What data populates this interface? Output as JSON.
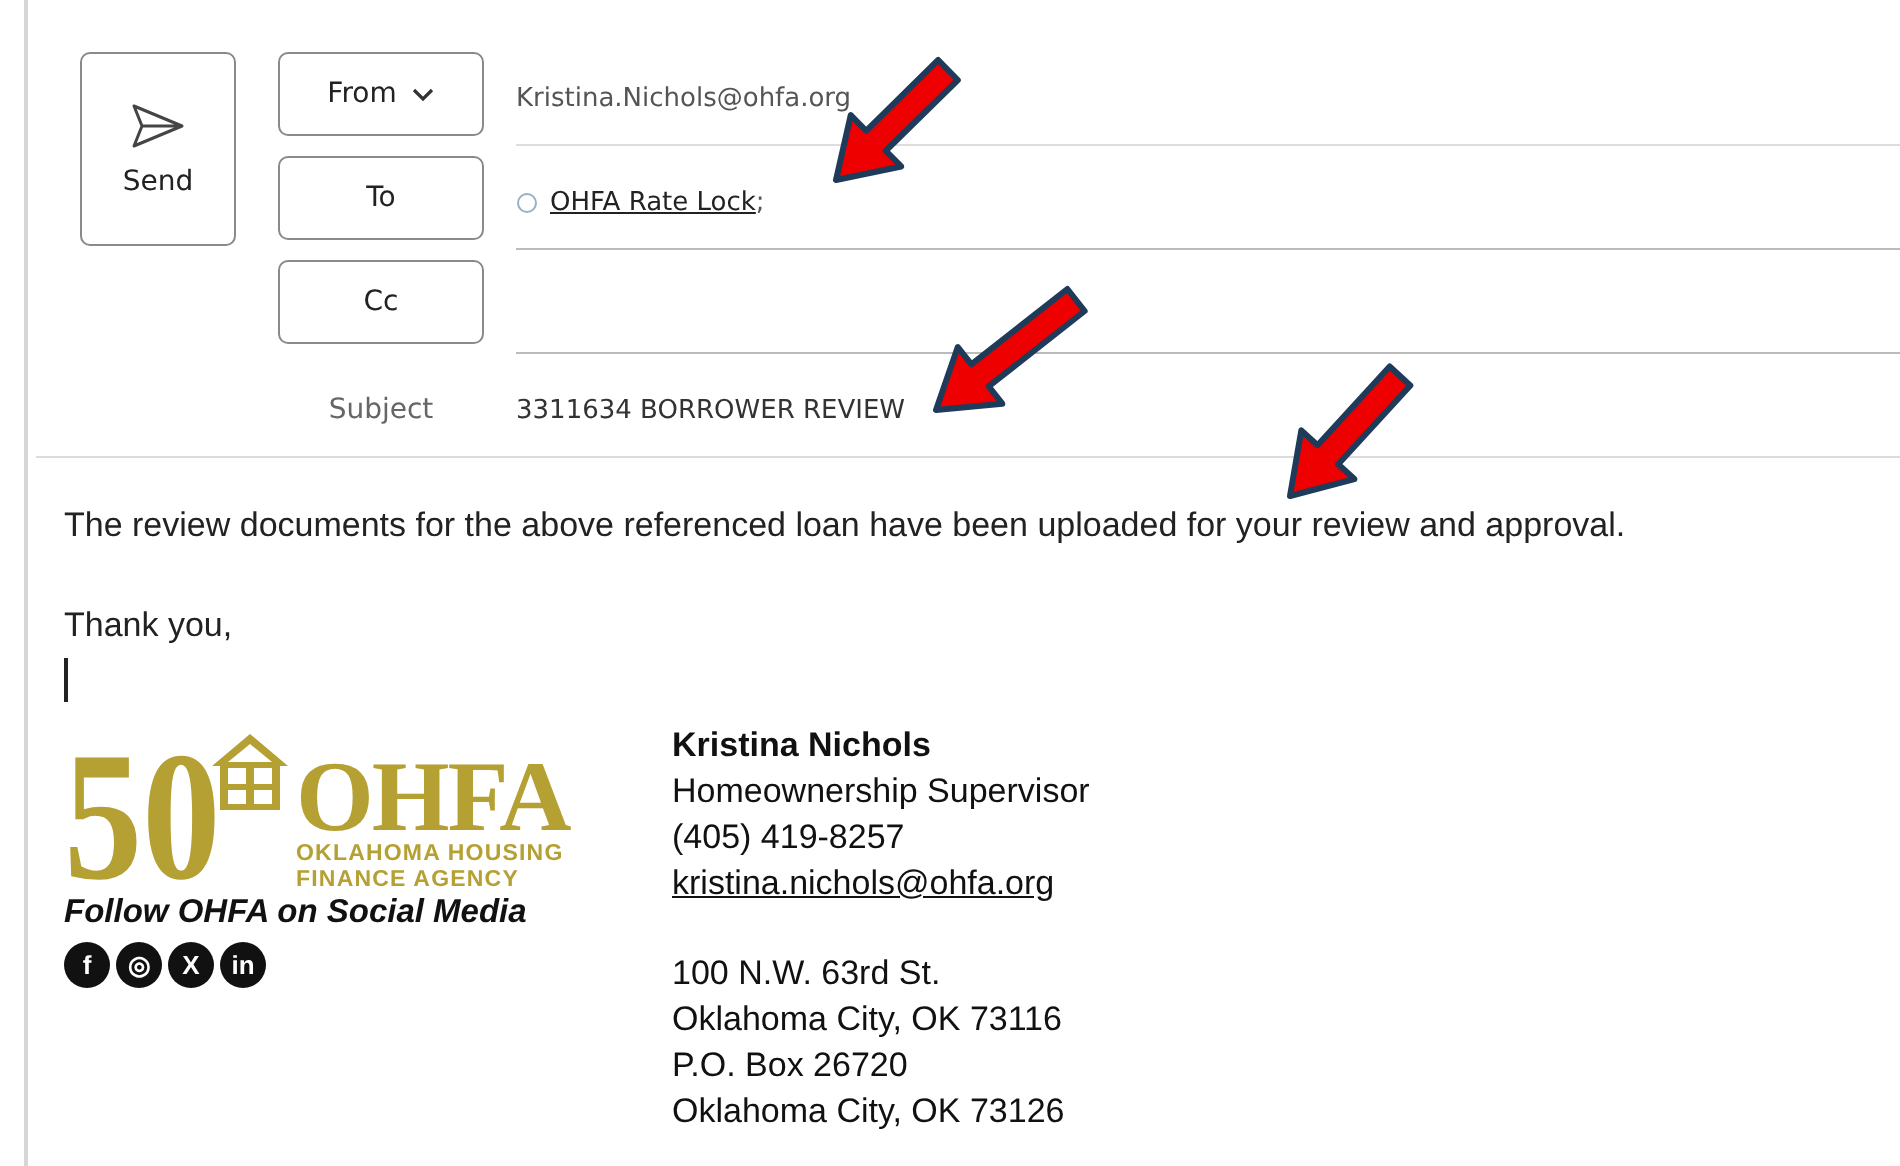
{
  "compose": {
    "send_label": "Send",
    "fields": [
      {
        "kind": "from",
        "button": "From",
        "value": "Kristina.Nichols@ohfa.org"
      },
      {
        "kind": "to",
        "button": "To",
        "recipient": "OHFA Rate Lock",
        "separator": ";"
      },
      {
        "kind": "cc",
        "button": "Cc"
      }
    ],
    "subject_label": "Subject",
    "subject": "3311634 BORROWER REVIEW"
  },
  "body": {
    "paragraphs": [
      "The review documents for the above referenced loan have been uploaded for your review and approval.",
      "Thank you,"
    ]
  },
  "signature": {
    "logo": {
      "number": "50",
      "name": "OHFA",
      "line_1": "OKLAHOMA HOUSING",
      "line_2": "FINANCE AGENCY"
    },
    "follow": "Follow OHFA on Social Media",
    "social": [
      {
        "glyph": "f"
      },
      {
        "glyph": "◎"
      },
      {
        "glyph": "X"
      },
      {
        "glyph": "in"
      }
    ],
    "name": "Kristina Nichols",
    "title": "Homeownership Supervisor",
    "phone": "(405) 419-8257",
    "email": "kristina.nichols@ohfa.org",
    "address": [
      "100 N.W. 63rd St.",
      "Oklahoma City, OK 73116",
      "P.O. Box 26720",
      "Oklahoma City, OK 73126"
    ]
  }
}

◆ To do
Transcribe the listing above verbatim. Omit the pictures.

◆ Task response
What data populates this interface? Output as JSON.
{
  "compose": {
    "send_label": "Send",
    "fields": [
      {
        "kind": "from",
        "button": "From",
        "value": "Kristina.Nichols@ohfa.org"
      },
      {
        "kind": "to",
        "button": "To",
        "recipient": "OHFA Rate Lock",
        "separator": ";"
      },
      {
        "kind": "cc",
        "button": "Cc"
      }
    ],
    "subject_label": "Subject",
    "subject": "3311634 BORROWER REVIEW"
  },
  "body": {
    "paragraphs": [
      "The review documents for the above referenced loan have been uploaded for your review and approval.",
      "Thank you,"
    ]
  },
  "signature": {
    "logo": {
      "number": "50",
      "name": "OHFA",
      "line_1": "OKLAHOMA HOUSING",
      "line_2": "FINANCE AGENCY"
    },
    "follow": "Follow OHFA on Social Media",
    "social": [
      {
        "glyph": "f"
      },
      {
        "glyph": "◎"
      },
      {
        "glyph": "X"
      },
      {
        "glyph": "in"
      }
    ],
    "name": "Kristina Nichols",
    "title": "Homeownership Supervisor",
    "phone": "(405) 419-8257",
    "email": "kristina.nichols@ohfa.org",
    "address": [
      "100 N.W. 63rd St.",
      "Oklahoma City, OK 73116",
      "P.O. Box 26720",
      "Oklahoma City, OK 73126"
    ]
  }
}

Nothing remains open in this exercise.